> Directive
Gather from the listing below each line that includes the word "content", and copy it.

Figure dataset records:
§ §

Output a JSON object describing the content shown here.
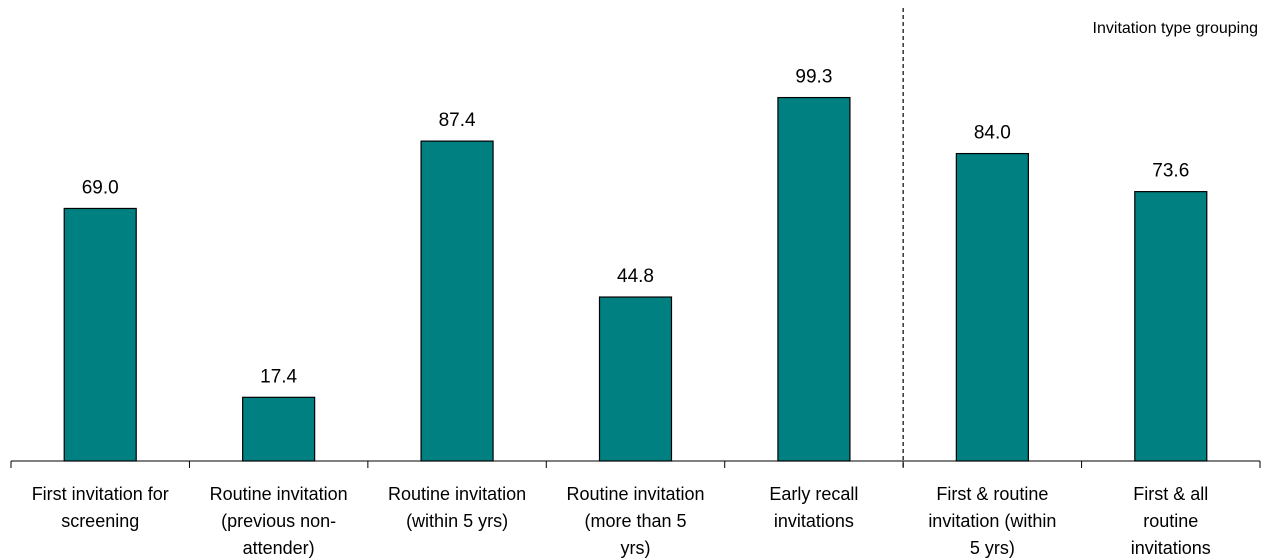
{
  "chart_data": {
    "type": "bar",
    "title": "",
    "xlabel": "",
    "ylabel": "",
    "ylim": [
      0,
      111
    ],
    "grid": false,
    "bar_color": "#008080",
    "group_annotation": "Invitation type grouping",
    "categories": [
      [
        "First invitation for",
        "screening"
      ],
      [
        "Routine invitation",
        "(previous non-",
        "attender)"
      ],
      [
        "Routine invitation",
        "(within 5 yrs)"
      ],
      [
        "Routine invitation",
        "(more than 5",
        "yrs)"
      ],
      [
        "Early recall",
        "invitations"
      ],
      [
        "First & routine",
        "invitation (within",
        "5 yrs)"
      ],
      [
        "First & all",
        "routine",
        "invitations"
      ]
    ],
    "values": [
      69.0,
      17.4,
      87.4,
      44.8,
      99.3,
      84.0,
      73.6
    ],
    "value_labels": [
      "69.0",
      "17.4",
      "87.4",
      "44.8",
      "99.3",
      "84.0",
      "73.6"
    ],
    "group_divider_after_index": 4
  }
}
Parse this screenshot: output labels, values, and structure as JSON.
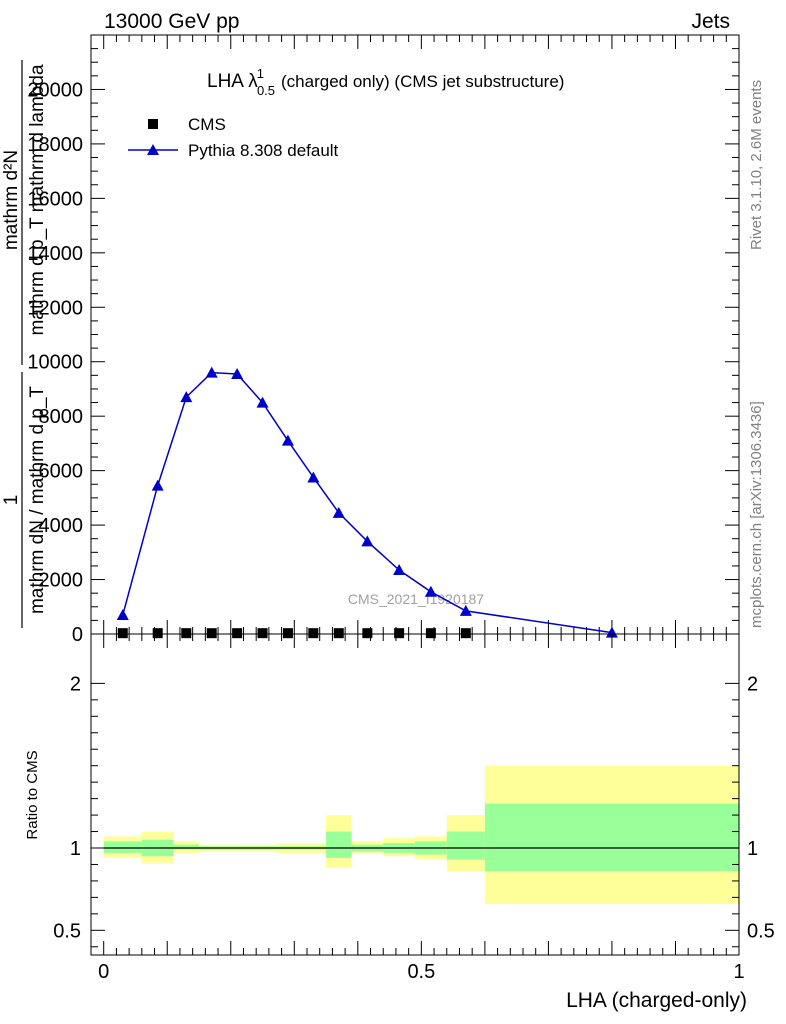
{
  "header": {
    "left_label": "13000 GeV pp",
    "right_label": "Jets"
  },
  "side_labels": {
    "rivet": "Rivet 3.1.10,  2.6M events",
    "mcplots": "mcplots.cern.ch [arXiv:1306.3436]"
  },
  "watermark": "CMS_2021_I1920187",
  "colors": {
    "mc_line": "#0000cc",
    "band_inner": "#99ff99",
    "band_outer": "#ffff99",
    "data_marker": "#000000",
    "side_text": "#808080"
  },
  "chart_data": [
    {
      "type": "line",
      "panel": "main",
      "title_main": "LHA λ",
      "title_sup": "1",
      "title_sub": "0.5",
      "title_rest": "(charged only) (CMS jet substructure)",
      "ylabel_num": "mathrm d²N",
      "ylabel_den": "mathrm d p_T mathrm d lambda",
      "ylabel_prefix_num": "1",
      "ylabel_prefix_den": "mathrm dN / mathrm d p_T",
      "ylim": [
        0,
        22000
      ],
      "yticks": [
        0,
        2000,
        4000,
        6000,
        8000,
        10000,
        12000,
        14000,
        16000,
        18000,
        20000
      ],
      "ytick_labels": [
        "0",
        "2000",
        "4000",
        "6000",
        "8000",
        "10000",
        "12000",
        "14000",
        "16000",
        "18000",
        "20000"
      ],
      "xlim": [
        -0.02,
        1.0
      ],
      "grid": false,
      "legend_position": "top-left",
      "series": [
        {
          "name": "CMS",
          "marker": "square",
          "x": [
            0.03,
            0.085,
            0.13,
            0.17,
            0.21,
            0.25,
            0.29,
            0.33,
            0.37,
            0.415,
            0.465,
            0.515,
            0.57
          ],
          "y": [
            30,
            30,
            30,
            30,
            30,
            30,
            30,
            30,
            30,
            30,
            30,
            30,
            30
          ]
        },
        {
          "name": "Pythia 8.308 default",
          "marker": "triangle",
          "x": [
            0.03,
            0.085,
            0.13,
            0.17,
            0.21,
            0.25,
            0.29,
            0.33,
            0.37,
            0.415,
            0.465,
            0.515,
            0.57,
            0.8
          ],
          "y": [
            700,
            5450,
            8700,
            9600,
            9550,
            8500,
            7100,
            5750,
            4450,
            3400,
            2350,
            1550,
            850,
            50
          ]
        }
      ]
    },
    {
      "type": "area",
      "panel": "ratio",
      "ylabel": "Ratio to CMS",
      "ylim": [
        0.35,
        2.3
      ],
      "yticks": [
        0.5,
        1,
        2
      ],
      "ytick_labels": [
        "0.5",
        "1",
        "2"
      ],
      "xlabel": "LHA (charged-only)",
      "xlim": [
        -0.02,
        1.0
      ],
      "xticks": [
        0,
        0.5,
        1
      ],
      "xtick_labels": [
        "0",
        "0.5",
        "1"
      ],
      "reference_line": 1,
      "bins": [
        {
          "x0": 0.0,
          "x1": 0.06,
          "inner": [
            0.97,
            1.04
          ],
          "outer": [
            0.94,
            1.07
          ]
        },
        {
          "x0": 0.06,
          "x1": 0.11,
          "inner": [
            0.95,
            1.05
          ],
          "outer": [
            0.91,
            1.1
          ]
        },
        {
          "x0": 0.11,
          "x1": 0.15,
          "inner": [
            0.99,
            1.02
          ],
          "outer": [
            0.97,
            1.04
          ]
        },
        {
          "x0": 0.15,
          "x1": 0.19,
          "inner": [
            0.99,
            1.01
          ],
          "outer": [
            0.98,
            1.02
          ]
        },
        {
          "x0": 0.19,
          "x1": 0.23,
          "inner": [
            0.99,
            1.01
          ],
          "outer": [
            0.98,
            1.02
          ]
        },
        {
          "x0": 0.23,
          "x1": 0.27,
          "inner": [
            0.99,
            1.01
          ],
          "outer": [
            0.98,
            1.02
          ]
        },
        {
          "x0": 0.27,
          "x1": 0.31,
          "inner": [
            0.99,
            1.01
          ],
          "outer": [
            0.97,
            1.03
          ]
        },
        {
          "x0": 0.31,
          "x1": 0.35,
          "inner": [
            0.99,
            1.01
          ],
          "outer": [
            0.97,
            1.03
          ]
        },
        {
          "x0": 0.35,
          "x1": 0.39,
          "inner": [
            0.94,
            1.1
          ],
          "outer": [
            0.88,
            1.2
          ]
        },
        {
          "x0": 0.39,
          "x1": 0.44,
          "inner": [
            0.98,
            1.02
          ],
          "outer": [
            0.97,
            1.04
          ]
        },
        {
          "x0": 0.44,
          "x1": 0.49,
          "inner": [
            0.97,
            1.03
          ],
          "outer": [
            0.95,
            1.06
          ]
        },
        {
          "x0": 0.49,
          "x1": 0.54,
          "inner": [
            0.96,
            1.04
          ],
          "outer": [
            0.93,
            1.07
          ]
        },
        {
          "x0": 0.54,
          "x1": 0.6,
          "inner": [
            0.93,
            1.1
          ],
          "outer": [
            0.86,
            1.2
          ]
        },
        {
          "x0": 0.6,
          "x1": 1.0,
          "inner": [
            0.86,
            1.27
          ],
          "outer": [
            0.66,
            1.5
          ]
        }
      ]
    }
  ]
}
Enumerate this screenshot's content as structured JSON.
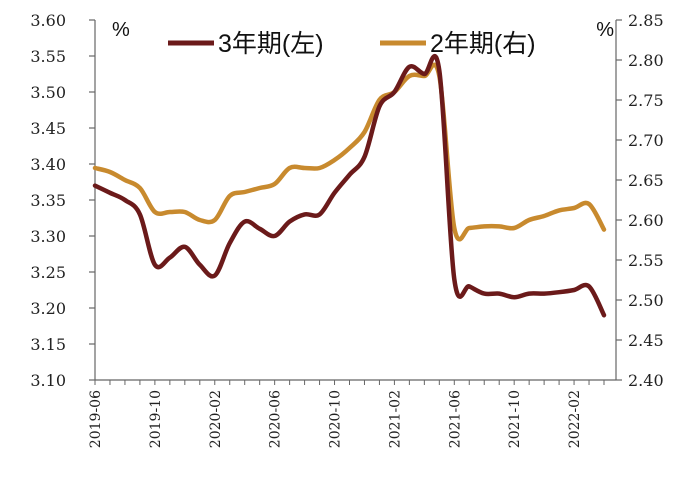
{
  "chart_data": {
    "type": "line",
    "x": [
      "2019-06",
      "2019-07",
      "2019-08",
      "2019-09",
      "2019-10",
      "2019-11",
      "2019-12",
      "2020-01",
      "2020-02",
      "2020-03",
      "2020-04",
      "2020-05",
      "2020-06",
      "2020-07",
      "2020-08",
      "2020-09",
      "2020-10",
      "2020-11",
      "2020-12",
      "2021-01",
      "2021-02",
      "2021-03",
      "2021-04",
      "2021-05",
      "2021-06",
      "2021-07",
      "2021-08",
      "2021-09",
      "2021-10",
      "2021-11",
      "2021-12",
      "2022-01",
      "2022-02",
      "2022-03",
      "2022-04"
    ],
    "xticks": [
      "2019-06",
      "2019-10",
      "2020-02",
      "2020-06",
      "2020-10",
      "2021-02",
      "2021-06",
      "2021-10",
      "2022-02"
    ],
    "left_axis": {
      "unit": "%",
      "ylim": [
        3.1,
        3.6
      ],
      "ticks": [
        "3.10",
        "3.15",
        "3.20",
        "3.25",
        "3.30",
        "3.35",
        "3.40",
        "3.45",
        "3.50",
        "3.55",
        "3.60"
      ]
    },
    "right_axis": {
      "unit": "%",
      "ylim": [
        2.4,
        2.85
      ],
      "ticks": [
        "2.40",
        "2.45",
        "2.50",
        "2.55",
        "2.60",
        "2.65",
        "2.70",
        "2.75",
        "2.80",
        "2.85"
      ]
    },
    "series": [
      {
        "name": "3年期(左)",
        "axis": "left",
        "color": "#6b1a1a",
        "values": [
          3.37,
          3.36,
          3.35,
          3.33,
          3.26,
          3.27,
          3.285,
          3.26,
          3.245,
          3.29,
          3.32,
          3.31,
          3.3,
          3.32,
          3.33,
          3.33,
          3.36,
          3.385,
          3.41,
          3.48,
          3.5,
          3.535,
          3.525,
          3.53,
          3.24,
          3.23,
          3.22,
          3.22,
          3.215,
          3.22,
          3.22,
          3.222,
          3.225,
          3.23,
          3.19
        ]
      },
      {
        "name": "2年期(右)",
        "axis": "right",
        "color": "#c88a2e",
        "values": [
          2.665,
          2.66,
          2.65,
          2.64,
          2.61,
          2.61,
          2.61,
          2.6,
          2.6,
          2.63,
          2.635,
          2.64,
          2.645,
          2.665,
          2.665,
          2.665,
          2.675,
          2.69,
          2.71,
          2.75,
          2.76,
          2.78,
          2.78,
          2.78,
          2.59,
          2.59,
          2.592,
          2.592,
          2.59,
          2.6,
          2.605,
          2.612,
          2.615,
          2.62,
          2.588
        ]
      }
    ],
    "grid": false,
    "legend": "top-center"
  }
}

§ §

> Output of the task
Output a JSON object describing the content shown here.
Enumerate this screenshot's content as structured JSON.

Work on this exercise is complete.